-------- Provided records --------

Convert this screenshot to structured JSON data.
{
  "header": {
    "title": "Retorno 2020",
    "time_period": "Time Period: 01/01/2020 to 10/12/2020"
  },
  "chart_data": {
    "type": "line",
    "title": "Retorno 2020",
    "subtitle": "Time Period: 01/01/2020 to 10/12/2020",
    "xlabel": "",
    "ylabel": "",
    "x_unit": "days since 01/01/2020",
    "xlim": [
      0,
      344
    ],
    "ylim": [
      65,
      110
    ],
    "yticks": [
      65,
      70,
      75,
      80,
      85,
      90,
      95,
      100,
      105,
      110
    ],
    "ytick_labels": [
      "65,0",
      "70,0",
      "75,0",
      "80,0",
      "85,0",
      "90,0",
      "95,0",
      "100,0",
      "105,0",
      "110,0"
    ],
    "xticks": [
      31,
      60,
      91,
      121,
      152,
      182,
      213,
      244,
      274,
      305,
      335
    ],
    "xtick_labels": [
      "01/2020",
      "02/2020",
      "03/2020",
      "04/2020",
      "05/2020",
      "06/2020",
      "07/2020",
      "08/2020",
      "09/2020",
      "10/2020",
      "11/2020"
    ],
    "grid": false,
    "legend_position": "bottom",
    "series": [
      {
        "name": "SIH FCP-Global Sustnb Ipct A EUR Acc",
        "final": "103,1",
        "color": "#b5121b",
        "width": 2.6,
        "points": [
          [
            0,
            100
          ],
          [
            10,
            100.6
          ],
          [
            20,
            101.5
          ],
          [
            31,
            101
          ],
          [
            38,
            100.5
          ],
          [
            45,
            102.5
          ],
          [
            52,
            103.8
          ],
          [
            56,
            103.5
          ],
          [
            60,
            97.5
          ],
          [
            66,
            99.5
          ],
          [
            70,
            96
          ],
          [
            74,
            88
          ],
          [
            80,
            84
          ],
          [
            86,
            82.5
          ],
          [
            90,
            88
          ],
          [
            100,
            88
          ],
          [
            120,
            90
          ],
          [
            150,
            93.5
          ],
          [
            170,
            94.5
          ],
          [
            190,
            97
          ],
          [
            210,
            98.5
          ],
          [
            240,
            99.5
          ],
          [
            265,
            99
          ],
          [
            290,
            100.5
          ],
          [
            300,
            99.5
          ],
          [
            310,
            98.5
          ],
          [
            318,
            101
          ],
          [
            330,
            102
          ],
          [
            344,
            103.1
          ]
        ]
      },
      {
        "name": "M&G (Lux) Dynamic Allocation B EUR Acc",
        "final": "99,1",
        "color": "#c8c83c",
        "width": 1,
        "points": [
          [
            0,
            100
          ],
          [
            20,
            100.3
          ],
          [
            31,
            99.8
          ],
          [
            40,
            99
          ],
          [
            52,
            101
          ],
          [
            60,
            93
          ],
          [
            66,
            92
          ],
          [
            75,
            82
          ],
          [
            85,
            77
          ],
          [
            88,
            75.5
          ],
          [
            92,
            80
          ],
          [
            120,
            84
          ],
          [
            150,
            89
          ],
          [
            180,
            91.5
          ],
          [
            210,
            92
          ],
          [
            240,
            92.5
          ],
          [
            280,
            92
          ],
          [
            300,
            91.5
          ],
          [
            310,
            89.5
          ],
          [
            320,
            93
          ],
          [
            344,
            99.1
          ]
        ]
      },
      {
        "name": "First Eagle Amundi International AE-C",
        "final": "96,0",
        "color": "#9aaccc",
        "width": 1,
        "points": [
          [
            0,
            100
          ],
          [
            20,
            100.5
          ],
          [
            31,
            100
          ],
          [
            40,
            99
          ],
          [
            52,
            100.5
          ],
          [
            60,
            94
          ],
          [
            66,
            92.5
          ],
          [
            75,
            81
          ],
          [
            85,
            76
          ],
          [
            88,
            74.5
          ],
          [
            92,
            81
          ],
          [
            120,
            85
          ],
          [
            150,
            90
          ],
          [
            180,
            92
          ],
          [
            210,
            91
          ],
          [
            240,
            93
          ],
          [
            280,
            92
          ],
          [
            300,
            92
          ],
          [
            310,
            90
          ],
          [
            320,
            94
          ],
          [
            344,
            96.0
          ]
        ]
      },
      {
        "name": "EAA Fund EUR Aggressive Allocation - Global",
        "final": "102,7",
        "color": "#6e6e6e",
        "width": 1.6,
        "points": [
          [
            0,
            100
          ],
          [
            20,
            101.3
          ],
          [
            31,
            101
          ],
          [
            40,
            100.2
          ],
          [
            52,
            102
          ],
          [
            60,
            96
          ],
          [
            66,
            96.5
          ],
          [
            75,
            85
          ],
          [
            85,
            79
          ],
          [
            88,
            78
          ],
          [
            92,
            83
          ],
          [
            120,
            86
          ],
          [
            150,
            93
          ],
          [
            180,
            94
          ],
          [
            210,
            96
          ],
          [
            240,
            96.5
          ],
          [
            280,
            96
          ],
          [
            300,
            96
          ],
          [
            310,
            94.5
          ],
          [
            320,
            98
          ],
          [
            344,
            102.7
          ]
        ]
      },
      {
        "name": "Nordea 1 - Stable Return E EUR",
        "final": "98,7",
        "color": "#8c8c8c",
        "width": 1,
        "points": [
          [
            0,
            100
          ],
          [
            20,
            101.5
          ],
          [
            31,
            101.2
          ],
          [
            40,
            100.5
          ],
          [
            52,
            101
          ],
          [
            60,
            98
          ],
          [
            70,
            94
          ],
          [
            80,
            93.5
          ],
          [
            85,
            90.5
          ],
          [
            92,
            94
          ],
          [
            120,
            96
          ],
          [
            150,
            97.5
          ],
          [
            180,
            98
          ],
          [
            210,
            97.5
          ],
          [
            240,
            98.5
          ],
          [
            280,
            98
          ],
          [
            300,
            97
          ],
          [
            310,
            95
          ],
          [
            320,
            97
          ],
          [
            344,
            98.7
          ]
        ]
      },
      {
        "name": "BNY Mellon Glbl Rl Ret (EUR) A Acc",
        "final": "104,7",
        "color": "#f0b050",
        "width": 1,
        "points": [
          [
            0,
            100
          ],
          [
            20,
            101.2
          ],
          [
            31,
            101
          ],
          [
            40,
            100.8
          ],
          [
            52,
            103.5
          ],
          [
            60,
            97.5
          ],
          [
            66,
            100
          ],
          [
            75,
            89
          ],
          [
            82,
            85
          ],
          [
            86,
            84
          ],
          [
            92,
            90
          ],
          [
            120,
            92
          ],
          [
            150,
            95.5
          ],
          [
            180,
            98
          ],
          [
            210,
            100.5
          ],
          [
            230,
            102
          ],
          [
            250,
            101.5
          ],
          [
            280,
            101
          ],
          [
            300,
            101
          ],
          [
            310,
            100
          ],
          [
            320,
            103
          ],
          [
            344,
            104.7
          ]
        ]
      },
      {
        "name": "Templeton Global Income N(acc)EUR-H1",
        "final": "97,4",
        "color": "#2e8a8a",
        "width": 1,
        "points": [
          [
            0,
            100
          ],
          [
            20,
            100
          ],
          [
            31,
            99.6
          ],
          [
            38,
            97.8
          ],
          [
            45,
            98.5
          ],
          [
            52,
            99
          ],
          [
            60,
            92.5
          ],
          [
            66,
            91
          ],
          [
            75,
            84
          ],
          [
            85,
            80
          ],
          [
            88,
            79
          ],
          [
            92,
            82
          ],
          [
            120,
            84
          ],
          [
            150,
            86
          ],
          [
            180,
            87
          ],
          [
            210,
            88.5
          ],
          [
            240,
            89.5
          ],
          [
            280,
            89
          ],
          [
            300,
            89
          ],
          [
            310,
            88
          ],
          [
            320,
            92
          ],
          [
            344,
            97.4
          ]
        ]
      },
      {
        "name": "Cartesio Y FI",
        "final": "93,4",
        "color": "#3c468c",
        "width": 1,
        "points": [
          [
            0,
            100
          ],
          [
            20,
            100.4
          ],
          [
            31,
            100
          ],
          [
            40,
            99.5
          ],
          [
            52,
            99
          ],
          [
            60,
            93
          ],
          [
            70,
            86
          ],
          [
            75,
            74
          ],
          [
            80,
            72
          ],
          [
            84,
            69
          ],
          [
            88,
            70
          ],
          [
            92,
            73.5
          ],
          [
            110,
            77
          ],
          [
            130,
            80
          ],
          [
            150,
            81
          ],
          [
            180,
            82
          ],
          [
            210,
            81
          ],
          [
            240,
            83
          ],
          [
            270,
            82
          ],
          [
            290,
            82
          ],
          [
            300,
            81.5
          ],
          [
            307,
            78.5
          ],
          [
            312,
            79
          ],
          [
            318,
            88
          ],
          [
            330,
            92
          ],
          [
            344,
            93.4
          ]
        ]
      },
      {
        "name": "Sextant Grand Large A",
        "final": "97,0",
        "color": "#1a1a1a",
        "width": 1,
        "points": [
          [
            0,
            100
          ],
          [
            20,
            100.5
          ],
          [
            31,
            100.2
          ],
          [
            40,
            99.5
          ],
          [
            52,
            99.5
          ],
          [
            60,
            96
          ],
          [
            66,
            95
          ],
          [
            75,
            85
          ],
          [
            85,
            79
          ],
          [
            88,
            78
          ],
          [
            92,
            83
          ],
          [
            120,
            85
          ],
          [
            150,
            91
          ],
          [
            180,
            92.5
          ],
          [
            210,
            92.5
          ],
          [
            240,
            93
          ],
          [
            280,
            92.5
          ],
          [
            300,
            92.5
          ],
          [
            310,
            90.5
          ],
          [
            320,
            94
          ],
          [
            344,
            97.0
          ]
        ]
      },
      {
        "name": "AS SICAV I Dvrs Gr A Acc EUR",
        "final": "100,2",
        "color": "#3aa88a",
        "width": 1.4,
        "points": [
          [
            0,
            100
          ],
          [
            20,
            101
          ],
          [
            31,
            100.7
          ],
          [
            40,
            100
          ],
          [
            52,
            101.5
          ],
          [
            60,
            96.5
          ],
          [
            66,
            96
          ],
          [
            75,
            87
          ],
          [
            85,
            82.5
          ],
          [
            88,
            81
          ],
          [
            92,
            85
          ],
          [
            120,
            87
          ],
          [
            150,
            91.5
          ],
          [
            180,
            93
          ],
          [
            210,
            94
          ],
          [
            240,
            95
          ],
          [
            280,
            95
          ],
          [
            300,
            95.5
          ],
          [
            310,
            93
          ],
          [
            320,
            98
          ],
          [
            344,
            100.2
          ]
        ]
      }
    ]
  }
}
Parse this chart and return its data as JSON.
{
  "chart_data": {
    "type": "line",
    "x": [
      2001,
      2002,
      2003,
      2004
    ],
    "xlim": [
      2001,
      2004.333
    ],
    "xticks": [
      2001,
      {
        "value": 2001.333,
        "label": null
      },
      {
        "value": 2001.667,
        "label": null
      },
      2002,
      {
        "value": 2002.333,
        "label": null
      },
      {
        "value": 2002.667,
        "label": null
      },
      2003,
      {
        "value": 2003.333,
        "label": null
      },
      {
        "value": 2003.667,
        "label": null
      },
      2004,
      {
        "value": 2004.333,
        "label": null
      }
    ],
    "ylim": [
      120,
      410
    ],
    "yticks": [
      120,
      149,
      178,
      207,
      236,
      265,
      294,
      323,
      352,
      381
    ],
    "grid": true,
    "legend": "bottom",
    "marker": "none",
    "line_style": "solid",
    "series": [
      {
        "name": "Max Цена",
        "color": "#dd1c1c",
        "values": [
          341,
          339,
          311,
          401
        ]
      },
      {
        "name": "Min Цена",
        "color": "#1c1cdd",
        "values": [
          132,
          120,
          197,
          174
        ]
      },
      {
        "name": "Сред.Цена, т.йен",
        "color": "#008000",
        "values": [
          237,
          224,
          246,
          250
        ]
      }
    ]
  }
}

--------

§ Instructions for the task: Begin with the line that contains "Parse this chart and return its data as JSON." and quote each line after it exactly, stopping after the last line of the data.

§ Response below:
Parse this chart and return its data as JSON.
{
  "chart_data": {
    "type": "line",
    "x": [
      2001,
      2002,
      2003,
      2004
    ],
    "xlim": [
      2001,
      2004.333
    ],
    "xticks": [
      2001,
      {
        "value": 2001.333,
        "label": null
      },
      {
        "value": 2001.667,
        "label": null
      },
      2002,
      {
        "value": 2002.333,
        "label": null
      },
      {
        "value": 2002.667,
        "label": null
      },
      2003,
      {
        "value": 2003.333,
        "label": null
      },
      {
        "value": 2003.667,
        "label": null
      },
      2004,
      {
        "value": 2004.333,
        "label": null
      }
    ],
    "ylim": [
      120,
      410
    ],
    "yticks": [
      120,
      149,
      178,
      207,
      236,
      265,
      294,
      323,
      352,
      381
    ],
    "grid": true,
    "legend": "bottom",
    "marker": "none",
    "line_style": "solid",
    "series": [
      {
        "name": "Max Цена",
        "color": "#dd1c1c",
        "values": [
          341,
          339,
          311,
          401
        ]
      },
      {
        "name": "Min Цена",
        "color": "#1c1cdd",
        "values": [
          132,
          120,
          197,
          174
        ]
      },
      {
        "name": "Сред.Цена, т.йен",
        "color": "#008000",
        "values": [
          237,
          224,
          246,
          250
        ]
      }
    ]
  }
}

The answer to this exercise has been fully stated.